**Description of the task**:
Write each line exactly as it stands, from the line containing "What text is on this page?" through the end of the data.

Stored data entries:
┄┄┄┄┄┄┄┄┄┄┄┄┄┄┄┄┄┄┄┄

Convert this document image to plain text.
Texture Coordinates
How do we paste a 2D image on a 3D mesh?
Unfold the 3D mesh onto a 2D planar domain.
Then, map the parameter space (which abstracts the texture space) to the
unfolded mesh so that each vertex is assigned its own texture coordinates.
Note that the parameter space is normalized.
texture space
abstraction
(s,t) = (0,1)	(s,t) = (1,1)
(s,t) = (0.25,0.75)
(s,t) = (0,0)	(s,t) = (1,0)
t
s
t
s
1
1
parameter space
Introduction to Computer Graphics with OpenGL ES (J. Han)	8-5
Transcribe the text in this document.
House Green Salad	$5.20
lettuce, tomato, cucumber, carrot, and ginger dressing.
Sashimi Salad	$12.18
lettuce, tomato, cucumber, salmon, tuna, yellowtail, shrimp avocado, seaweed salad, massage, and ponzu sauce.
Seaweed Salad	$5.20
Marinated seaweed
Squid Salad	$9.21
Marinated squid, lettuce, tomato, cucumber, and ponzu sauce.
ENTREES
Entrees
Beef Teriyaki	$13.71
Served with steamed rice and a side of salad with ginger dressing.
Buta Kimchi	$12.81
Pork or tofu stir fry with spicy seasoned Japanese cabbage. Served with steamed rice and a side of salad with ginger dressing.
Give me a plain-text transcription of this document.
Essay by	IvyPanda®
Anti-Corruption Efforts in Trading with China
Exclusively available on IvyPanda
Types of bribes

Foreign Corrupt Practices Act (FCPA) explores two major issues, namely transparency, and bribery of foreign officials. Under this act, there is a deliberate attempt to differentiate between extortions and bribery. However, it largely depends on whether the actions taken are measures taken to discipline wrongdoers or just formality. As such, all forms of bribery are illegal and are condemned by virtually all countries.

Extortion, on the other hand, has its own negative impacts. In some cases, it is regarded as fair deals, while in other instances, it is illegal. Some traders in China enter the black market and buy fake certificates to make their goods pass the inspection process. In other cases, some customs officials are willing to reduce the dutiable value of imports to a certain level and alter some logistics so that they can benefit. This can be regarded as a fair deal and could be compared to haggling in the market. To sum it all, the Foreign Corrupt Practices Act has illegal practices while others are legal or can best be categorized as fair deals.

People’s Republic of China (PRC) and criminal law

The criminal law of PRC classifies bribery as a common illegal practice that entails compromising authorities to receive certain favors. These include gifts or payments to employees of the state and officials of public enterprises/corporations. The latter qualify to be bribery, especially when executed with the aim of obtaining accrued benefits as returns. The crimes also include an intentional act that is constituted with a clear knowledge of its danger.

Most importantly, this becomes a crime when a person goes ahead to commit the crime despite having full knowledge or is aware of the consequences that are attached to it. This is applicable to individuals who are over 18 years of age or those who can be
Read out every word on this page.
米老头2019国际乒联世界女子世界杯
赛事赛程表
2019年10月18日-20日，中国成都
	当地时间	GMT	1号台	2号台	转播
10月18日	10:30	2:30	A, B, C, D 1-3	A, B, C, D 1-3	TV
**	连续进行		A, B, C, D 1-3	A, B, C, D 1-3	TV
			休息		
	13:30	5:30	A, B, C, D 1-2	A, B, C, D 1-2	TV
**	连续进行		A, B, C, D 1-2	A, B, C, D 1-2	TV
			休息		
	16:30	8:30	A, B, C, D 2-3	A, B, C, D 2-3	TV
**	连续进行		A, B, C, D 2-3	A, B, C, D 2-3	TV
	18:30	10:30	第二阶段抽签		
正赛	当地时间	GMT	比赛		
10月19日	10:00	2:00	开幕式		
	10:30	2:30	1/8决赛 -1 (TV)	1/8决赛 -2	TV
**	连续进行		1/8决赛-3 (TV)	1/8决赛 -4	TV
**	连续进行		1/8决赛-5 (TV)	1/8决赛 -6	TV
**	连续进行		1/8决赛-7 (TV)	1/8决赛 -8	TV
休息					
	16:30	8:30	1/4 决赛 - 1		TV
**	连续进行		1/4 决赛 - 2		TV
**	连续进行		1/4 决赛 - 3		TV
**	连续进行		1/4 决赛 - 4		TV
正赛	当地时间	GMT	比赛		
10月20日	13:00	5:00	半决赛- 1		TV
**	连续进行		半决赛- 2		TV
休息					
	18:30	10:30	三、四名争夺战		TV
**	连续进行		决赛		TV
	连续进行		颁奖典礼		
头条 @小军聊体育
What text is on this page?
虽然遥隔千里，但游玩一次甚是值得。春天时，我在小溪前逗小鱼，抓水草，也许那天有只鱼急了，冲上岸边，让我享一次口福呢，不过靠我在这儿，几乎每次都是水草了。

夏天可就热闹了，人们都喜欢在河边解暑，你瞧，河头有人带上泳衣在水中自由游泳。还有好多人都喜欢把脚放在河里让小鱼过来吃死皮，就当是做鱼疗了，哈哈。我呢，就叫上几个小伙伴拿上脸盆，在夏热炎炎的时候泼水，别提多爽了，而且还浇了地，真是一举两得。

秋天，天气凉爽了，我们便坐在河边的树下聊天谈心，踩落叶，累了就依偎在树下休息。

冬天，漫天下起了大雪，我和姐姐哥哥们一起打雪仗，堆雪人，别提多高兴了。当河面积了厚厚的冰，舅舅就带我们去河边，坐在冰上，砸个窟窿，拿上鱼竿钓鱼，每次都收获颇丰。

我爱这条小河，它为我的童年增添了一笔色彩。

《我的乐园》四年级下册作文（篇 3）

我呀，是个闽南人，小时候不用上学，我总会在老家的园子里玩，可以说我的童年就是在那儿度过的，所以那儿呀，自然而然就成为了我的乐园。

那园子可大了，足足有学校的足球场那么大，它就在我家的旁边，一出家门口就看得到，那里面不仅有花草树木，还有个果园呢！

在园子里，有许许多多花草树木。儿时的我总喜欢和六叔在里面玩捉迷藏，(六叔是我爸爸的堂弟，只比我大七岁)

┄┄┄┄┄┄┄┄┄┄┄┄┄┄┄┄┄┄┄┄

**Correct answer**:
What text is on this page?
虽然遥隔千里，但游玩一次甚是值得。春天时，我在小溪前逗小鱼，抓水草，也许那天有只鱼急了，冲上岸边，让我享一次口福呢，不过靠我在这儿，几乎每次都是水草了。

夏天可就热闹了，人们都喜欢在河边解暑，你瞧，河头有人带上泳衣在水中自由游泳。还有好多人都喜欢把脚放在河里让小鱼过来吃死皮，就当是做鱼疗了，哈哈。我呢，就叫上几个小伙伴拿上脸盆，在夏热炎炎的时候泼水，别提多爽了，而且还浇了地，真是一举两得。

秋天，天气凉爽了，我们便坐在河边的树下聊天谈心，踩落叶，累了就依偎在树下休息。

冬天，漫天下起了大雪，我和姐姐哥哥们一起打雪仗，堆雪人，别提多高兴了。当河面积了厚厚的冰，舅舅就带我们去河边，坐在冰上，砸个窟窿，拿上鱼竿钓鱼，每次都收获颇丰。

我爱这条小河，它为我的童年增添了一笔色彩。

《我的乐园》四年级下册作文（篇 3）

我呀，是个闽南人，小时候不用上学，我总会在老家的园子里玩，可以说我的童年就是在那儿度过的，所以那儿呀，自然而然就成为了我的乐园。

那园子可大了，足足有学校的足球场那么大，它就在我家的旁边，一出家门口就看得到，那里面不仅有花草树木，还有个果园呢！

在园子里，有许许多多花草树木。儿时的我总喜欢和六叔在里面玩捉迷藏，(六叔是我爸爸的堂弟，只比我大七岁)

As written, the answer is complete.